EXERCISE:
Give every entry again, word for word and in full.
▬▬▬
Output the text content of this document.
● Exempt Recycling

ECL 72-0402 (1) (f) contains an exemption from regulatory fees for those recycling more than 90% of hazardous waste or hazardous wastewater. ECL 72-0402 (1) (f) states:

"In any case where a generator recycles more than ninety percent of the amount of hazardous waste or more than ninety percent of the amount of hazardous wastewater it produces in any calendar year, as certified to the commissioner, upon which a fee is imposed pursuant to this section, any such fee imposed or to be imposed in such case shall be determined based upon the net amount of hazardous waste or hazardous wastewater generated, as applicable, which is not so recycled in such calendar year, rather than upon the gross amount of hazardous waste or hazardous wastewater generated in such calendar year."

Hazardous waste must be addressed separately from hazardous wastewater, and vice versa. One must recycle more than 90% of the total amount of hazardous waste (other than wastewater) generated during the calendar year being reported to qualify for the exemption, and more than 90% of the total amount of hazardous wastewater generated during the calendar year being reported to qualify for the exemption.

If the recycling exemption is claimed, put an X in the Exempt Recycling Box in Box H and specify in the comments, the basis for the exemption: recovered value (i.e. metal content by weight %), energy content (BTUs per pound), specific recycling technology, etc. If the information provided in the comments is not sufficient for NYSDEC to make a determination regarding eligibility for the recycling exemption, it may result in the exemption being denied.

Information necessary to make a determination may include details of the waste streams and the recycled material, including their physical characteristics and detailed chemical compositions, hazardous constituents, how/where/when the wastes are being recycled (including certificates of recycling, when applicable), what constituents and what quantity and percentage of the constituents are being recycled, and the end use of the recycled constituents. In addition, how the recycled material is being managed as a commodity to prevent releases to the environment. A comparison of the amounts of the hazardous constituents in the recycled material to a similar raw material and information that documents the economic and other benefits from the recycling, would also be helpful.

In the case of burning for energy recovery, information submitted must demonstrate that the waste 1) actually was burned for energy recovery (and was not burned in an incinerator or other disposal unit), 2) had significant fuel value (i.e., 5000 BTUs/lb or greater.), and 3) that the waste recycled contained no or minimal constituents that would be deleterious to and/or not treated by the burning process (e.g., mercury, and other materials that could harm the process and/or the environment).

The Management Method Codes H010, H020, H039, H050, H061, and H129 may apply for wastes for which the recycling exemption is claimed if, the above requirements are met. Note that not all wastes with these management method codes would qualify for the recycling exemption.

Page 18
▬▬▬
CORRECT RESULT:
Output the text content of this document.
● Exempt Recycling

ECL 72-0402 (1) (f) contains an exemption from regulatory fees for those recycling more than 90% of hazardous waste or hazardous wastewater. ECL 72-0402 (1) (f) states:

"In any case where a generator recycles more than ninety percent of the amount of hazardous waste or more than ninety percent of the amount of hazardous wastewater it produces in any calendar year, as certified to the commissioner, upon which a fee is imposed pursuant to this section, any such fee imposed or to be imposed in such case shall be determined based upon the net amount of hazardous waste or hazardous wastewater generated, as applicable, which is not so recycled in such calendar year, rather than upon the gross amount of hazardous waste or hazardous wastewater generated in such calendar year."

Hazardous waste must be addressed separately from hazardous wastewater, and vice versa. One must recycle more than 90% of the total amount of hazardous waste (other than wastewater) generated during the calendar year being reported to qualify for the exemption, and more than 90% of the total amount of hazardous wastewater generated during the calendar year being reported to qualify for the exemption.

If the recycling exemption is claimed, put an X in the Exempt Recycling Box in Box H and specify in the comments, the basis for the exemption: recovered value (i.e. metal content by weight %), energy content (BTUs per pound), specific recycling technology, etc. If the information provided in the comments is not sufficient for NYSDEC to make a determination regarding eligibility for the recycling exemption, it may result in the exemption being denied.

Information necessary to make a determination may include details of the waste streams and the recycled material, including their physical characteristics and detailed chemical compositions, hazardous constituents, how/where/when the wastes are being recycled (including certificates of recycling, when applicable), what constituents and what quantity and percentage of the constituents are being recycled, and the end use of the recycled constituents. In addition, how the recycled material is being managed as a commodity to prevent releases to the environment. A comparison of the amounts of the hazardous constituents in the recycled material to a similar raw material and information that documents the economic and other benefits from the recycling, would also be helpful.

In the case of burning for energy recovery, information submitted must demonstrate that the waste 1) actually was burned for energy recovery (and was not burned in an incinerator or other disposal unit), 2) had significant fuel value (i.e., 5000 BTUs/lb or greater.), and 3) that the waste recycled contained no or minimal constituents that would be deleterious to and/or not treated by the burning process (e.g., mercury, and other materials that could harm the process and/or the environment).

The Management Method Codes H010, H020, H039, H050, H061, and H129 may apply for wastes for which the recycling exemption is claimed if, the above requirements are met. Note that not all wastes with these management method codes would qualify for the recycling exemption.

Page 18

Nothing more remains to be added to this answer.